■ Objective: In the entries, find all lines that hold the word "plant" and copy them.

■ Records to use:
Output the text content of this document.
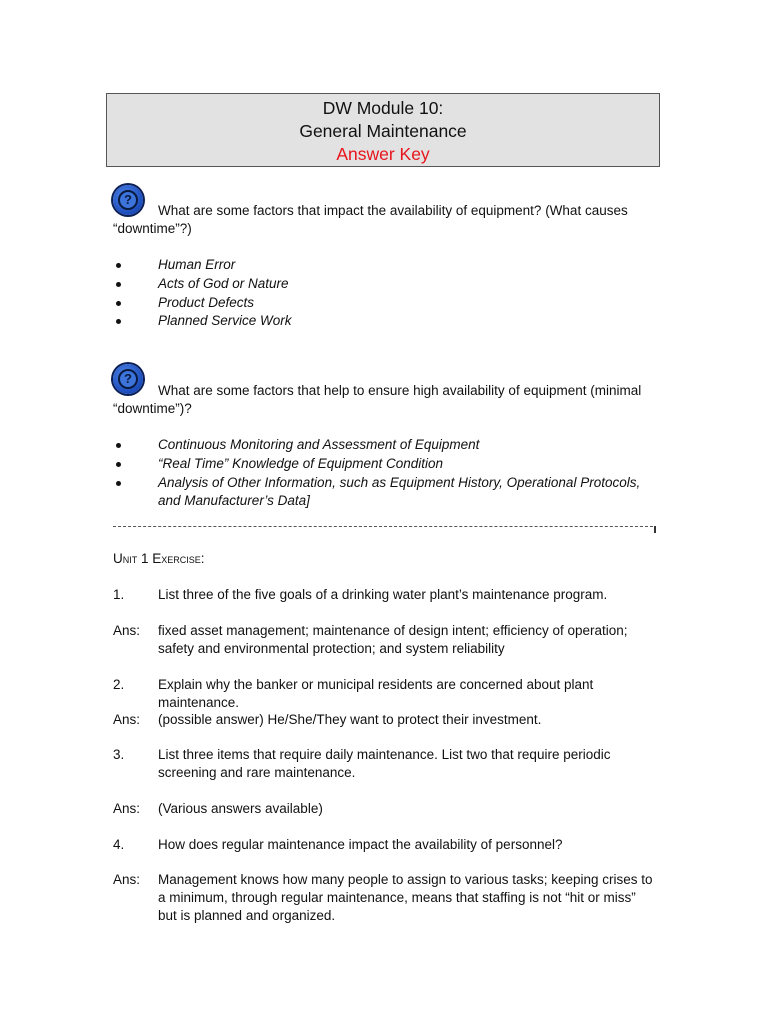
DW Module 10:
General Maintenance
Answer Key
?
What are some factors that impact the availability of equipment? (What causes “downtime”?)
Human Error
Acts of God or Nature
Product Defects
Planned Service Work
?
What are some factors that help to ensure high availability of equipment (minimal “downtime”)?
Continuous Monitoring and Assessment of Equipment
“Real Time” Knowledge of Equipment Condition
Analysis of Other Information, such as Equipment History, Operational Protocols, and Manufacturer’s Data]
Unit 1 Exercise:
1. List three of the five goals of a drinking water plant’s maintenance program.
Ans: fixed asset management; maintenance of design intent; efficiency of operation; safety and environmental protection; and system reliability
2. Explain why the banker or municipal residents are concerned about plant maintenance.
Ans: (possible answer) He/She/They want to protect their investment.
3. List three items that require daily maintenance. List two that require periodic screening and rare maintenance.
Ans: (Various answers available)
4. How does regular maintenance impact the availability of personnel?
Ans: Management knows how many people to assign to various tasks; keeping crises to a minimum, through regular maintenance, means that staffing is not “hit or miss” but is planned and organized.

--

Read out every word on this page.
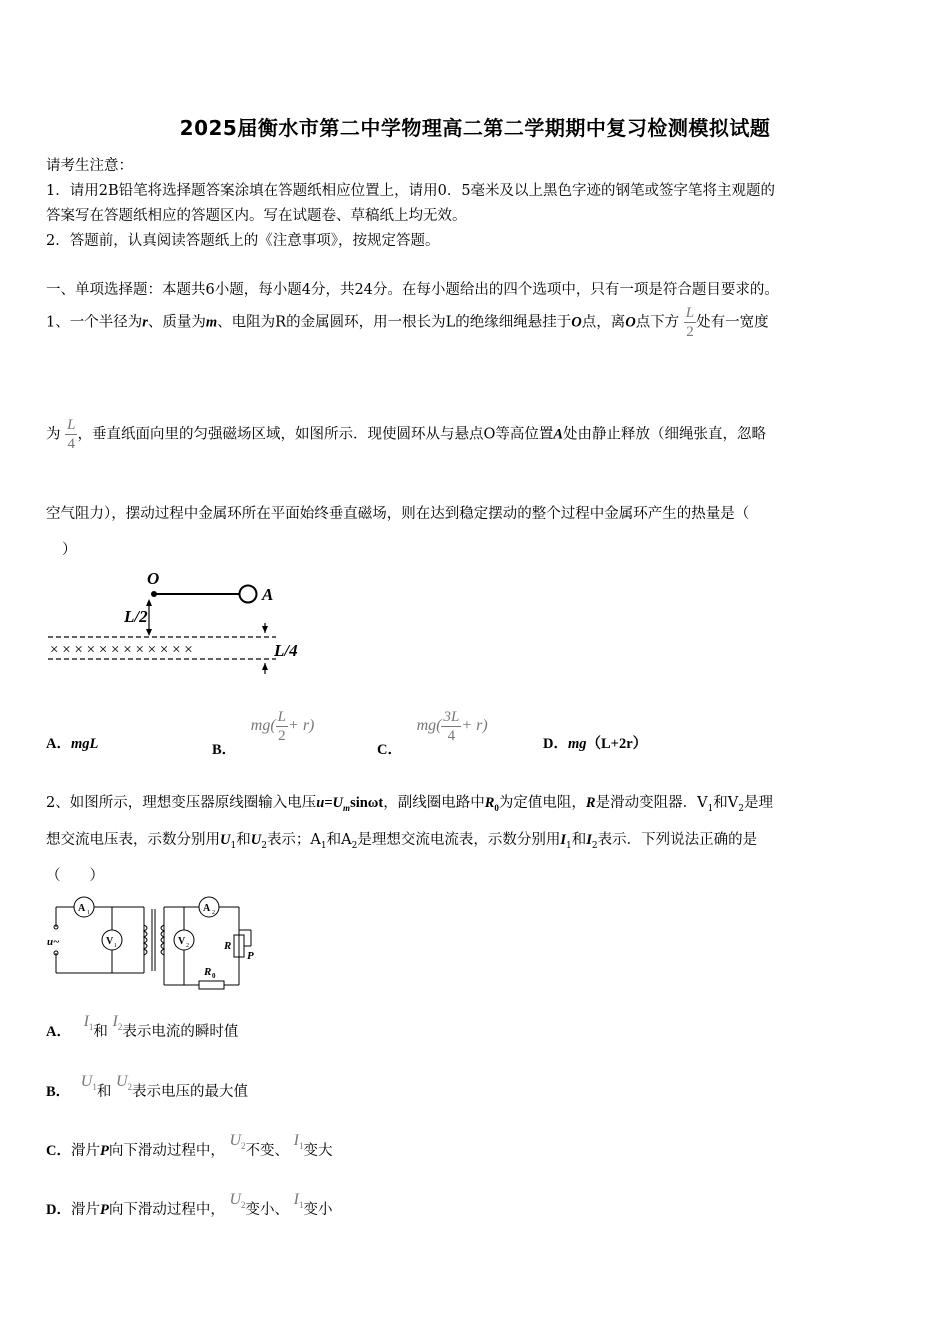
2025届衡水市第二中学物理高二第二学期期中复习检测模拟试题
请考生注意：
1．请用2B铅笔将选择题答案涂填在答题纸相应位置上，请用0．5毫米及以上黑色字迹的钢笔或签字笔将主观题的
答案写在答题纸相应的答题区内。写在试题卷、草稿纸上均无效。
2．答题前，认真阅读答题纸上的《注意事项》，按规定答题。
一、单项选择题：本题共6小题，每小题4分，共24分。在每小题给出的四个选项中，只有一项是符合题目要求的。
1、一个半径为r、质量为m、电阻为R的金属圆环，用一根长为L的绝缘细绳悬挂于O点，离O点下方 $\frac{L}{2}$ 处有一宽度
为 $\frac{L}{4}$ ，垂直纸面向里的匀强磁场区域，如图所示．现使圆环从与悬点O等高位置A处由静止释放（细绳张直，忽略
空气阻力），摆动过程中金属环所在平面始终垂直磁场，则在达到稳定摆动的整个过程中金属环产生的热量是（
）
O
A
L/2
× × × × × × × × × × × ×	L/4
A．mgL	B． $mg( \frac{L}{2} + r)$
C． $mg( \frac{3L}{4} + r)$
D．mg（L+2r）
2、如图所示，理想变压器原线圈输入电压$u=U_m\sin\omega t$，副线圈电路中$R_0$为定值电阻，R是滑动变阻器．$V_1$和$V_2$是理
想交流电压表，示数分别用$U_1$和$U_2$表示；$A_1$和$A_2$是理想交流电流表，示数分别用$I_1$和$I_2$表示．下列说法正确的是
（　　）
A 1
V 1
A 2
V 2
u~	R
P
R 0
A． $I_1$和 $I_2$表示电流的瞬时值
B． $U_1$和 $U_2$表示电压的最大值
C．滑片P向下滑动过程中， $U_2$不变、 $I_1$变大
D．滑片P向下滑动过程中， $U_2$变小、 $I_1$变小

■ The response:
1. List three of the five goals of a drinking water plant’s maintenance program.
2. Explain why the banker or municipal residents are concerned about plant maintenance.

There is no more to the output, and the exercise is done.